* Task details
Only lines holding the word "Elbing" should be copied from the material.

* Working data
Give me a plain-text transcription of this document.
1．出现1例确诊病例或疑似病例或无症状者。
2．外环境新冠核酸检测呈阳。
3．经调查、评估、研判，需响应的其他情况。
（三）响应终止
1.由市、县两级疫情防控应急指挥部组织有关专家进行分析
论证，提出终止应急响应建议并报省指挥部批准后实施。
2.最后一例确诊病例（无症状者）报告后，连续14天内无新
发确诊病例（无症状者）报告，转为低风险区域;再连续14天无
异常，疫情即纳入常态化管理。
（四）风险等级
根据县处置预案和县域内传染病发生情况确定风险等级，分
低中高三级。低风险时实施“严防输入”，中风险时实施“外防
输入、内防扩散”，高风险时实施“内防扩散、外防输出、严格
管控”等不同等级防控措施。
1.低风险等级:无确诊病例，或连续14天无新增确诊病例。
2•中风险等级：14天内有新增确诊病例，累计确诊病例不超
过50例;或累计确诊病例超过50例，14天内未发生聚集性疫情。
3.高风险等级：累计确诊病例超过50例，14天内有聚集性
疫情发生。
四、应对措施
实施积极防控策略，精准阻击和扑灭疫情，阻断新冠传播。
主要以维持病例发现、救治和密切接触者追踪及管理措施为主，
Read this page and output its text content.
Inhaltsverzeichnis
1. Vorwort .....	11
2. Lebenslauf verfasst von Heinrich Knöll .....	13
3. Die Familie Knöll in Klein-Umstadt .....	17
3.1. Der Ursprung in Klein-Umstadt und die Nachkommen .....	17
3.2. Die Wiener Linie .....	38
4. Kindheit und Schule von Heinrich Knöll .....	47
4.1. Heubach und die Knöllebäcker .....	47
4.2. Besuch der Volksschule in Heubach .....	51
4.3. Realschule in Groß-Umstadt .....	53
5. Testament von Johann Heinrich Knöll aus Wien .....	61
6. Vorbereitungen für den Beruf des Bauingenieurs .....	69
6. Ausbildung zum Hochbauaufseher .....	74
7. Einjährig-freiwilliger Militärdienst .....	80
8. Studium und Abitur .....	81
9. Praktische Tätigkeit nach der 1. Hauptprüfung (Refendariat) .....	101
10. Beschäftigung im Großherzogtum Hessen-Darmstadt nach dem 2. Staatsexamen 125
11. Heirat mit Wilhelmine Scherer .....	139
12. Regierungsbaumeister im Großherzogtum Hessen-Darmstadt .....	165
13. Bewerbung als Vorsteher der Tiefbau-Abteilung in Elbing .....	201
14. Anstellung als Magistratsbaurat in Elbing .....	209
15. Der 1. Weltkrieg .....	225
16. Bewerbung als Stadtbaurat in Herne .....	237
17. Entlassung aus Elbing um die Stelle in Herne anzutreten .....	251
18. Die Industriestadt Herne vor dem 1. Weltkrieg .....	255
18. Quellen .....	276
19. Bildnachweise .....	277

* Output
13. Bewerbung als Vorsteher der Tiefbau-Abteilung in Elbing .....	201
14. Anstellung als Magistratsbaurat in Elbing .....	209
17. Entlassung aus Elbing um die Stelle in Herne anzutreten .....	251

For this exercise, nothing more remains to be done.